Set task
Can you retype every record below exactly as written?

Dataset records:
::::

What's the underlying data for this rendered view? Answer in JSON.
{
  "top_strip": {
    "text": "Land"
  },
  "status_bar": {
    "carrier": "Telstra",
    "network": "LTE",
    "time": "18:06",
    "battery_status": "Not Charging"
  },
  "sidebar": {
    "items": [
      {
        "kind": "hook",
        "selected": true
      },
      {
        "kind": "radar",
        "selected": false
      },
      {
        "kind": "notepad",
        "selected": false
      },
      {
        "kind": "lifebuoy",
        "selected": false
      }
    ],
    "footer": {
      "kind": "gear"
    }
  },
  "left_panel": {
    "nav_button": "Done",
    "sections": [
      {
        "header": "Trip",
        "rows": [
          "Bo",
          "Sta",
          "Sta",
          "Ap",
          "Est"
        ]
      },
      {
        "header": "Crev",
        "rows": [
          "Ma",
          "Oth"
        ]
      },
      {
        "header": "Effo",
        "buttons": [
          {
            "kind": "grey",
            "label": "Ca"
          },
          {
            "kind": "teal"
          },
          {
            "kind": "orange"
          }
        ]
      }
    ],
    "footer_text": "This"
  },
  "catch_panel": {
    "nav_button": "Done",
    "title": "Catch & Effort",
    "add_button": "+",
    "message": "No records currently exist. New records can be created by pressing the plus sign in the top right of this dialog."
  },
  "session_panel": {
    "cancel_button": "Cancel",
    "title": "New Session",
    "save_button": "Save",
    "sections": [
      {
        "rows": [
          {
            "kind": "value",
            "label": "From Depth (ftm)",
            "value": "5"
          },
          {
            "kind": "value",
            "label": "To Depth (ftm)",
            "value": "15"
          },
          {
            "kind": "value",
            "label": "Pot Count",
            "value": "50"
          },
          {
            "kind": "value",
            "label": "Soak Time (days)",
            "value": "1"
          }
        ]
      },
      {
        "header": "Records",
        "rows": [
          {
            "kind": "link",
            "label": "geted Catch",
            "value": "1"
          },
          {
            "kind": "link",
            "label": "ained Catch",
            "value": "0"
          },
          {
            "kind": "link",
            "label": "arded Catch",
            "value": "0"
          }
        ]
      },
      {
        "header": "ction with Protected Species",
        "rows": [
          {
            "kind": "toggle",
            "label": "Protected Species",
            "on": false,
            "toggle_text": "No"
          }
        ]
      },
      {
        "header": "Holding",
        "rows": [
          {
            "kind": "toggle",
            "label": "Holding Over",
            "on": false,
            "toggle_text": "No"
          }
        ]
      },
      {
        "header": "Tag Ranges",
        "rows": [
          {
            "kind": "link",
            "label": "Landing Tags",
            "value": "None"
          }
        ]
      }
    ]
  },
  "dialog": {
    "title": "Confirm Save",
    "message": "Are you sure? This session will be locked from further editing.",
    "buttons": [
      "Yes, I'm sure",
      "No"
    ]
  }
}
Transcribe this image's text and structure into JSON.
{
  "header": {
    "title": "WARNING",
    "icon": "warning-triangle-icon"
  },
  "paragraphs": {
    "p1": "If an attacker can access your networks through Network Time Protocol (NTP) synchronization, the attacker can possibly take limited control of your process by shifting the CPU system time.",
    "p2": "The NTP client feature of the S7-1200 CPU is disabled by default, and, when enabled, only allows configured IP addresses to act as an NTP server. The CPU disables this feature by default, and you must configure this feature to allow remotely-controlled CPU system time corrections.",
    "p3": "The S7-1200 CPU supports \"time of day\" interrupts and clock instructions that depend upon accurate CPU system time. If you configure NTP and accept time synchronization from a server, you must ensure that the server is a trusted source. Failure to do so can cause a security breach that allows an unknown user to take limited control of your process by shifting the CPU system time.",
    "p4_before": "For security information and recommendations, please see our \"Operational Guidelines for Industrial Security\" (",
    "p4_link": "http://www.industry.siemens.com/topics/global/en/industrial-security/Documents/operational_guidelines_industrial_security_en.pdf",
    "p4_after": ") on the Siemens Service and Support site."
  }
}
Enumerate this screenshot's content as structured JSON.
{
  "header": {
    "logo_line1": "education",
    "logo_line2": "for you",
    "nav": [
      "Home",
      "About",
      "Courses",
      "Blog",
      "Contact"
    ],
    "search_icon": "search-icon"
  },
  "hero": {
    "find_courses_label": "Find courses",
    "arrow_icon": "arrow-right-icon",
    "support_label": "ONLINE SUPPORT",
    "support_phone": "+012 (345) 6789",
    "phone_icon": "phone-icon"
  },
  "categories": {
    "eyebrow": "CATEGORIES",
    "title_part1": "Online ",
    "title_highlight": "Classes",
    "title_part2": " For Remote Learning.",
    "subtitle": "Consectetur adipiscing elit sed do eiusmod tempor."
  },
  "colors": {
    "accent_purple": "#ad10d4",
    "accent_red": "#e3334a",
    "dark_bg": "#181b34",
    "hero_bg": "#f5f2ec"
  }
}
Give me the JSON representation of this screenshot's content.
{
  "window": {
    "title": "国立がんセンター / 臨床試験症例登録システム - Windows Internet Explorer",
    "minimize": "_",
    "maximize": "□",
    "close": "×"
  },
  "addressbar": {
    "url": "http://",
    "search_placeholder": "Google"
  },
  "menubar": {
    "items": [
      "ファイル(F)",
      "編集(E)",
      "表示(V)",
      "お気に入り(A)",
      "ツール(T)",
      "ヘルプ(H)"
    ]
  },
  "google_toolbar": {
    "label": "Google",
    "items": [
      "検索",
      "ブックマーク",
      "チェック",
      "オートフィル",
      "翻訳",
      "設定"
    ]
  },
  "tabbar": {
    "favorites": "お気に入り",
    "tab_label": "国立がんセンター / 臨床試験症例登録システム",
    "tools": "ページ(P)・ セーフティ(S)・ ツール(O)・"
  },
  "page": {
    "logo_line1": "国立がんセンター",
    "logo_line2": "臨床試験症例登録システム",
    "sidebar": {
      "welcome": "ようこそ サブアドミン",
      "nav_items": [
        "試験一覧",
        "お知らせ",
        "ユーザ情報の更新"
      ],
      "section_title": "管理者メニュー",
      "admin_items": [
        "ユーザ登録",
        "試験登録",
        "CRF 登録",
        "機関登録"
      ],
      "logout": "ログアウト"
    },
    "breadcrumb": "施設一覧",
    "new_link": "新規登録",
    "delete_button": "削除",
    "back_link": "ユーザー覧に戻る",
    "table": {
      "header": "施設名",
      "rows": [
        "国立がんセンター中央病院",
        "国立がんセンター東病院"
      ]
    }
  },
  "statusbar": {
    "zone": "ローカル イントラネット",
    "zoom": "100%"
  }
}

::::

The answer
What's the underlying data for this rendered view? Answer in JSON.
{
  "top_strip": {
    "text": "Land"
  },
  "status_bar": {
    "carrier": "Telstra",
    "network": "LTE",
    "time": "18:06",
    "battery_status": "Not Charging"
  },
  "sidebar": {
    "items": [
      {
        "kind": "hook",
        "selected": true
      },
      {
        "kind": "radar",
        "selected": false
      },
      {
        "kind": "notepad",
        "selected": false
      },
      {
        "kind": "lifebuoy",
        "selected": false
      }
    ],
    "footer": {
      "kind": "gear"
    }
  },
  "left_panel": {
    "nav_button": "Done",
    "sections": [
      {
        "header": "Trip",
        "rows": [
          "Bo",
          "Sta",
          "Sta",
          "Ap",
          "Est"
        ]
      },
      {
        "header": "Crev",
        "rows": [
          "Ma",
          "Oth"
        ]
      },
      {
        "header": "Effo",
        "buttons": [
          {
            "kind": "grey",
            "label": "Ca"
          },
          {
            "kind": "teal"
          },
          {
            "kind": "orange"
          }
        ]
      }
    ],
    "footer_text": "This"
  },
  "catch_panel": {
    "nav_button": "Done",
    "title": "Catch & Effort",
    "add_button": "+",
    "message": "No records currently exist. New records can be created by pressing the plus sign in the top right of this dialog."
  },
  "session_panel": {
    "cancel_button": "Cancel",
    "title": "New Session",
    "save_button": "Save",
    "sections": [
      {
        "rows": [
          {
            "kind": "value",
            "label": "From Depth (ftm)",
            "value": "5"
          },
          {
            "kind": "value",
            "label": "To Depth (ftm)",
            "value": "15"
          },
          {
            "kind": "value",
            "label": "Pot Count",
            "value": "50"
          },
          {
            "kind": "value",
            "label": "Soak Time (days)",
            "value": "1"
          }
        ]
      },
      {
        "header": "Records",
        "rows": [
          {
            "kind": "link",
            "label": "geted Catch",
            "value": "1"
          },
          {
            "kind": "link",
            "label": "ained Catch",
            "value": "0"
          },
          {
            "kind": "link",
            "label": "arded Catch",
            "value": "0"
          }
        ]
      },
      {
        "header": "ction with Protected Species",
        "rows": [
          {
            "kind": "toggle",
            "label": "Protected Species",
            "on": false,
            "toggle_text": "No"
          }
        ]
      },
      {
        "header": "Holding",
        "rows": [
          {
            "kind": "toggle",
            "label": "Holding Over",
            "on": false,
            "toggle_text": "No"
          }
        ]
      },
      {
        "header": "Tag Ranges",
        "rows": [
          {
            "kind": "link",
            "label": "Landing Tags",
            "value": "None"
          }
        ]
      }
    ]
  },
  "dialog": {
    "title": "Confirm Save",
    "message": "Are you sure? This session will be locked from further editing.",
    "buttons": [
      "Yes, I'm sure",
      "No"
    ]
  }
}
Transcribe this image's text and structure into JSON.
{
  "header": {
    "title": "WARNING",
    "icon": "warning-triangle-icon"
  },
  "paragraphs": {
    "p1": "If an attacker can access your networks through Network Time Protocol (NTP) synchronization, the attacker can possibly take limited control of your process by shifting the CPU system time.",
    "p2": "The NTP client feature of the S7-1200 CPU is disabled by default, and, when enabled, only allows configured IP addresses to act as an NTP server. The CPU disables this feature by default, and you must configure this feature to allow remotely-controlled CPU system time corrections.",
    "p3": "The S7-1200 CPU supports \"time of day\" interrupts and clock instructions that depend upon accurate CPU system time. If you configure NTP and accept time synchronization from a server, you must ensure that the server is a trusted source. Failure to do so can cause a security breach that allows an unknown user to take limited control of your process by shifting the CPU system time.",
    "p4_before": "For security information and recommendations, please see our \"Operational Guidelines for Industrial Security\" (",
    "p4_link": "http://www.industry.siemens.com/topics/global/en/industrial-security/Documents/operational_guidelines_industrial_security_en.pdf",
    "p4_after": ") on the Siemens Service and Support site."
  }
}
Enumerate this screenshot's content as structured JSON.
{
  "header": {
    "logo_line1": "education",
    "logo_line2": "for you",
    "nav": [
      "Home",
      "About",
      "Courses",
      "Blog",
      "Contact"
    ],
    "search_icon": "search-icon"
  },
  "hero": {
    "find_courses_label": "Find courses",
    "arrow_icon": "arrow-right-icon",
    "support_label": "ONLINE SUPPORT",
    "support_phone": "+012 (345) 6789",
    "phone_icon": "phone-icon"
  },
  "categories": {
    "eyebrow": "CATEGORIES",
    "title_part1": "Online ",
    "title_highlight": "Classes",
    "title_part2": " For Remote Learning.",
    "subtitle": "Consectetur adipiscing elit sed do eiusmod tempor."
  },
  "colors": {
    "accent_purple": "#ad10d4",
    "accent_red": "#e3334a",
    "dark_bg": "#181b34",
    "hero_bg": "#f5f2ec"
  }
}
Give me the JSON representation of this screenshot's content.
{
  "window": {
    "title": "国立がんセンター / 臨床試験症例登録システム - Windows Internet Explorer",
    "minimize": "_",
    "maximize": "□",
    "close": "×"
  },
  "addressbar": {
    "url": "http://",
    "search_placeholder": "Google"
  },
  "menubar": {
    "items": [
      "ファイル(F)",
      "編集(E)",
      "表示(V)",
      "お気に入り(A)",
      "ツール(T)",
      "ヘルプ(H)"
    ]
  },
  "google_toolbar": {
    "label": "Google",
    "items": [
      "検索",
      "ブックマーク",
      "チェック",
      "オートフィル",
      "翻訳",
      "設定"
    ]
  },
  "tabbar": {
    "favorites": "お気に入り",
    "tab_label": "国立がんセンター / 臨床試験症例登録システム",
    "tools": "ページ(P)・ セーフティ(S)・ ツール(O)・"
  },
  "page": {
    "logo_line1": "国立がんセンター",
    "logo_line2": "臨床試験症例登録システム",
    "sidebar": {
      "welcome": "ようこそ サブアドミン",
      "nav_items": [
        "試験一覧",
        "お知らせ",
        "ユーザ情報の更新"
      ],
      "section_title": "管理者メニュー",
      "admin_items": [
        "ユーザ登録",
        "試験登録",
        "CRF 登録",
        "機関登録"
      ],
      "logout": "ログアウト"
    },
    "breadcrumb": "施設一覧",
    "new_link": "新規登録",
    "delete_button": "削除",
    "back_link": "ユーザー覧に戻る",
    "table": {
      "header": "施設名",
      "rows": [
        "国立がんセンター中央病院",
        "国立がんセンター東病院"
      ]
    }
  },
  "statusbar": {
    "zone": "ローカル イントラネット",
    "zoom": "100%"
  }
}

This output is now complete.